WHAT IS ASKED
Comb the records below for the string "Subscription" and copy each line where it turns up.

AVAILABLE RECORDS
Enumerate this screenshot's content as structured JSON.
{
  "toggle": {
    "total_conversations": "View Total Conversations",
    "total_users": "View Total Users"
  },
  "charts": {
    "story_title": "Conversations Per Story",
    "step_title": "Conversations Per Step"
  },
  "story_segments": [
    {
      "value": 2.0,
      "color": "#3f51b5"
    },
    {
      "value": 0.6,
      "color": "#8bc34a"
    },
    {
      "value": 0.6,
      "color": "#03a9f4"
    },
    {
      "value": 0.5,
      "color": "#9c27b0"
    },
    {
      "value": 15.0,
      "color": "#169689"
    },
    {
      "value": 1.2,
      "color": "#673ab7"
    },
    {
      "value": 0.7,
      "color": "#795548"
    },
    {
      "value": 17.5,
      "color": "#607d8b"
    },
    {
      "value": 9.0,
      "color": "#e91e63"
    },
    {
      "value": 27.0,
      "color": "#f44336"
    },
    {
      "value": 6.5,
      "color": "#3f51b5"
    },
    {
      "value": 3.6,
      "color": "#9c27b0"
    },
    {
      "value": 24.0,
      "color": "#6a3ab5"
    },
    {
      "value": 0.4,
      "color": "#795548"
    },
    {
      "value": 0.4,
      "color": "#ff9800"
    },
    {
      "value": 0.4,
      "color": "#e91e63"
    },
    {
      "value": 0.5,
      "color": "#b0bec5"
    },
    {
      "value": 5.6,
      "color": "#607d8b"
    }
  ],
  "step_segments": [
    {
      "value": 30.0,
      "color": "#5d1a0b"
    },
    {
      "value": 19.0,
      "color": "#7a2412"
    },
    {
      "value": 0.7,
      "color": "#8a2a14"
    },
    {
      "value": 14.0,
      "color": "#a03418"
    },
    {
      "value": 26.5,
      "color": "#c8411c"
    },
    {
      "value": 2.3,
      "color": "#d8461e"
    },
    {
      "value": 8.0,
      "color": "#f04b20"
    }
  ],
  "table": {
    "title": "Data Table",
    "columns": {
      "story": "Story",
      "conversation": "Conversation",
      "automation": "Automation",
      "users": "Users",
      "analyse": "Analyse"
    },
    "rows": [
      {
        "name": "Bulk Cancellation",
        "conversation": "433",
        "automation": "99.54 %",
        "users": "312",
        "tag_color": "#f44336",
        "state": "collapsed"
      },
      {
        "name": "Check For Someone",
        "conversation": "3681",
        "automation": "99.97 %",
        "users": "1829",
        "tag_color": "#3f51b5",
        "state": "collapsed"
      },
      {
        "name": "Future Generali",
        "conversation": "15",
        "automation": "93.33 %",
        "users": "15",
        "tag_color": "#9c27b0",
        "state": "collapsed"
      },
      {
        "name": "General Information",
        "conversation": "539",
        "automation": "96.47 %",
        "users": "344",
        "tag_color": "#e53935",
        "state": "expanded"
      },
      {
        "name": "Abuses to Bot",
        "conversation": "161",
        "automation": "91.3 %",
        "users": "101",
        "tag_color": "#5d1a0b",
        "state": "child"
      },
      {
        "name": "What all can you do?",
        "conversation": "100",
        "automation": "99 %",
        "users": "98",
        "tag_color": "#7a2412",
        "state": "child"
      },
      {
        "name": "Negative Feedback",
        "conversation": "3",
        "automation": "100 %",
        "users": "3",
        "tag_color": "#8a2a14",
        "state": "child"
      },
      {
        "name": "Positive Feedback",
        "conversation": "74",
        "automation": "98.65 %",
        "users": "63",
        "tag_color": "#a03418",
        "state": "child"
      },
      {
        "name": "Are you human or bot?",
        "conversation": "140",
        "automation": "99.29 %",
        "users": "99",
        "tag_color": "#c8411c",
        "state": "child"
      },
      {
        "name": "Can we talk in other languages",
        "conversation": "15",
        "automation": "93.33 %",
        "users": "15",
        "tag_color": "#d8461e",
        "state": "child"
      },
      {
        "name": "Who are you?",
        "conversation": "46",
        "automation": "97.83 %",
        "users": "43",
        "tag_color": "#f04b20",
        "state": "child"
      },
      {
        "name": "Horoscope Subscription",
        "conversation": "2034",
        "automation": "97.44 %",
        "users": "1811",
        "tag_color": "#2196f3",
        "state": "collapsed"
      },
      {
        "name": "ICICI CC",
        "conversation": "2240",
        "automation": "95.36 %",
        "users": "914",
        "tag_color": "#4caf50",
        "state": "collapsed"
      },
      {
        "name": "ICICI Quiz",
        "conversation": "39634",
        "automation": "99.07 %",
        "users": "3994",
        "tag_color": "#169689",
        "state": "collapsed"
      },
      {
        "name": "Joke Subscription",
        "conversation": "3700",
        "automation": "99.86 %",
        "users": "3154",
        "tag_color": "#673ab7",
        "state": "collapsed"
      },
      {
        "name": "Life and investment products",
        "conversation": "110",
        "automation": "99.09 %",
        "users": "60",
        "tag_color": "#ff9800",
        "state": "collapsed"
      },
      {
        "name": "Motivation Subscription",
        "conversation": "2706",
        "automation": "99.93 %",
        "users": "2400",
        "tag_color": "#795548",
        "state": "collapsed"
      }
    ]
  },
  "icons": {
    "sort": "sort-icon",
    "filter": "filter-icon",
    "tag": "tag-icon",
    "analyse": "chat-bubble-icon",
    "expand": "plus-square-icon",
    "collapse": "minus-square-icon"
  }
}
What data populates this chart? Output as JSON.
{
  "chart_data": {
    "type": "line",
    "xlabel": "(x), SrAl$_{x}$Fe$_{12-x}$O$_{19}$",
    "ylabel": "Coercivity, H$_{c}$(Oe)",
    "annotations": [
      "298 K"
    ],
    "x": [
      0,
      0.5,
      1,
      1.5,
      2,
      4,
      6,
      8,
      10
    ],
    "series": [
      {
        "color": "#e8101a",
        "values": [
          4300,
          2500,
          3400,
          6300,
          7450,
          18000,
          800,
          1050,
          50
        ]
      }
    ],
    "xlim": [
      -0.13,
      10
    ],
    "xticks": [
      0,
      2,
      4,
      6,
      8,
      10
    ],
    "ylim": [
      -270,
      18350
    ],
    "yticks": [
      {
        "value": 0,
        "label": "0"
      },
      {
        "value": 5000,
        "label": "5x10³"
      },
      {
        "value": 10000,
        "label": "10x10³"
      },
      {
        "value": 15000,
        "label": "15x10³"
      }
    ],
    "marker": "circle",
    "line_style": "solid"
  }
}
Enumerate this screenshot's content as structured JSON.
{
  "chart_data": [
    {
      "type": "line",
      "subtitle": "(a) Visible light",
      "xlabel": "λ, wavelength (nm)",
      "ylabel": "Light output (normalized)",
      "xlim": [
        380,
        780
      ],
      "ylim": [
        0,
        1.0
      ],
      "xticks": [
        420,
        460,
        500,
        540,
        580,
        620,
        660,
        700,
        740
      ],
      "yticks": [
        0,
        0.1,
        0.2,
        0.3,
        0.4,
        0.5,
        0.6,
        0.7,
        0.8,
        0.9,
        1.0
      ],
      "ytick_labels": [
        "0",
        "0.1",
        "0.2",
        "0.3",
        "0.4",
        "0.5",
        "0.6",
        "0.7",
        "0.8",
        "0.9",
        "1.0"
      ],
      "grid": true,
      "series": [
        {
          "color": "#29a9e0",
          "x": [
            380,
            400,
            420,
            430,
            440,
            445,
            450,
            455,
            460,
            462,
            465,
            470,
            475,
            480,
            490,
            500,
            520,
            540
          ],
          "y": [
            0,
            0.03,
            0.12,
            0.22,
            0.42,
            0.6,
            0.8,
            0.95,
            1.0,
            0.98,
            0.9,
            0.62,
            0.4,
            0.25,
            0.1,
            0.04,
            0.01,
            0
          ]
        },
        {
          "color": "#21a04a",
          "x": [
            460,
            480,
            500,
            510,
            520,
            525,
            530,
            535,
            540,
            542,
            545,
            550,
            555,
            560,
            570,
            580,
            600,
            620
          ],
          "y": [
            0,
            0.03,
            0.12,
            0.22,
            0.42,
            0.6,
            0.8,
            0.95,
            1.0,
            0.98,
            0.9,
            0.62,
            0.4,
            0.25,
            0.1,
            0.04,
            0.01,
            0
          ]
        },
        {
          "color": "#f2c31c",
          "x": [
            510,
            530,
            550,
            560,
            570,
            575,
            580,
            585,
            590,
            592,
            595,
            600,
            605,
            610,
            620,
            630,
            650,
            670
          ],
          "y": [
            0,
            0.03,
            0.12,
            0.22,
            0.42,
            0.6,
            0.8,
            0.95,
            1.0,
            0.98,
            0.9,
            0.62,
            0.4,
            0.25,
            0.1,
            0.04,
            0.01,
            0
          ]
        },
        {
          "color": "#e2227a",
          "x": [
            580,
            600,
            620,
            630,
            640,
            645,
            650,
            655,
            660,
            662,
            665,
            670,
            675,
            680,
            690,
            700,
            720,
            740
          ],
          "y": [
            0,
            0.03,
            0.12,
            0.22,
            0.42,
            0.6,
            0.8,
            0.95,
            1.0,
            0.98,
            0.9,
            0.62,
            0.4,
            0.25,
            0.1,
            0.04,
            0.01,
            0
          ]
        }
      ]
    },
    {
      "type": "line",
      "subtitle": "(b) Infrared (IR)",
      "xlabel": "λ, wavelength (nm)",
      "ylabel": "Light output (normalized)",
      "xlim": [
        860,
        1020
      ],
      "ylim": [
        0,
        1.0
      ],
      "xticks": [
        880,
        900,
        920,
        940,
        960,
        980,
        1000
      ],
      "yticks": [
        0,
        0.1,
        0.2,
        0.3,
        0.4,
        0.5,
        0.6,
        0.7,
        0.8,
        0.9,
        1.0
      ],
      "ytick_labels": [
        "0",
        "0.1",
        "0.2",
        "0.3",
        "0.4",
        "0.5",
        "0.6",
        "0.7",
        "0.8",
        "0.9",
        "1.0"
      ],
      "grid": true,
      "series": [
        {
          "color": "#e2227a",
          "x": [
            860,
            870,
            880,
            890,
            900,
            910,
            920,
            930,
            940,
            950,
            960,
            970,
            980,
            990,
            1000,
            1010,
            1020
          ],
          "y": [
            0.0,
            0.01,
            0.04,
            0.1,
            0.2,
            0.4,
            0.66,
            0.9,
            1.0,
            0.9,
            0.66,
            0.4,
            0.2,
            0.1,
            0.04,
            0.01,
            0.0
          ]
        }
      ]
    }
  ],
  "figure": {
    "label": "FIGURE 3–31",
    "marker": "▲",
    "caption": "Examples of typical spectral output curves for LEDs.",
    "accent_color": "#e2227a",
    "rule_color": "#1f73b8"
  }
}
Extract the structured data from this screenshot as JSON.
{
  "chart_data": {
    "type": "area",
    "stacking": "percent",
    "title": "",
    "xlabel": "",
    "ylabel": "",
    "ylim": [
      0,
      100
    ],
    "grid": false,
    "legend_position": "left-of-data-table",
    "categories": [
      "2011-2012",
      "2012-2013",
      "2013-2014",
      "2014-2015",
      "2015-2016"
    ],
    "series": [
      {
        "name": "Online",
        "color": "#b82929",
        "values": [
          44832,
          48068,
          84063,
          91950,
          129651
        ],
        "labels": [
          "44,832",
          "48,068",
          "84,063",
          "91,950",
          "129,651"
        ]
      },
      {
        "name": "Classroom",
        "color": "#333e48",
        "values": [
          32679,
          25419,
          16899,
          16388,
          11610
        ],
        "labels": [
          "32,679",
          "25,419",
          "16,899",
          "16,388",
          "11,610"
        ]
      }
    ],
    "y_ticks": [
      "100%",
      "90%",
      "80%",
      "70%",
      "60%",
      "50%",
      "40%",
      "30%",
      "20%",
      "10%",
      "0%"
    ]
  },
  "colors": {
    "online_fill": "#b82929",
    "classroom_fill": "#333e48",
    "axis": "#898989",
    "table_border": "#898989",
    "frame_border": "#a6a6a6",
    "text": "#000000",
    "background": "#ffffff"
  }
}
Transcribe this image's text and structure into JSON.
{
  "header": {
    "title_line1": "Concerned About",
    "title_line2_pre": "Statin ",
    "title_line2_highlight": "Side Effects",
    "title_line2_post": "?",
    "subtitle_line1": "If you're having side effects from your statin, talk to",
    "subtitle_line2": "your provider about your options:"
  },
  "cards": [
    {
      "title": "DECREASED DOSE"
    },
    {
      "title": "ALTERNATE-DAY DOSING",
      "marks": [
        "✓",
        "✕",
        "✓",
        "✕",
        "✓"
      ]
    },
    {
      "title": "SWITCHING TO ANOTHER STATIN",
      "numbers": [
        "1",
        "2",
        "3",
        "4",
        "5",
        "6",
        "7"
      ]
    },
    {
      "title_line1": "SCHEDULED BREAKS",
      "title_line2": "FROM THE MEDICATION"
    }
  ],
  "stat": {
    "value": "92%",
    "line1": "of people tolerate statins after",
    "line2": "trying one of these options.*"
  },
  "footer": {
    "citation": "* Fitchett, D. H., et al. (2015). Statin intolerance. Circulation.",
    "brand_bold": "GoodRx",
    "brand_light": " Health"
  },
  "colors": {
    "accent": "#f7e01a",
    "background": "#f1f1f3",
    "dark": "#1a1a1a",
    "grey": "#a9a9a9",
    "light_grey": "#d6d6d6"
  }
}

SOLUTION FOR THIS PROBLEM
        "name": "Horoscope Subscription",
        "name": "Joke Subscription",
        "name": "Motivation Subscription",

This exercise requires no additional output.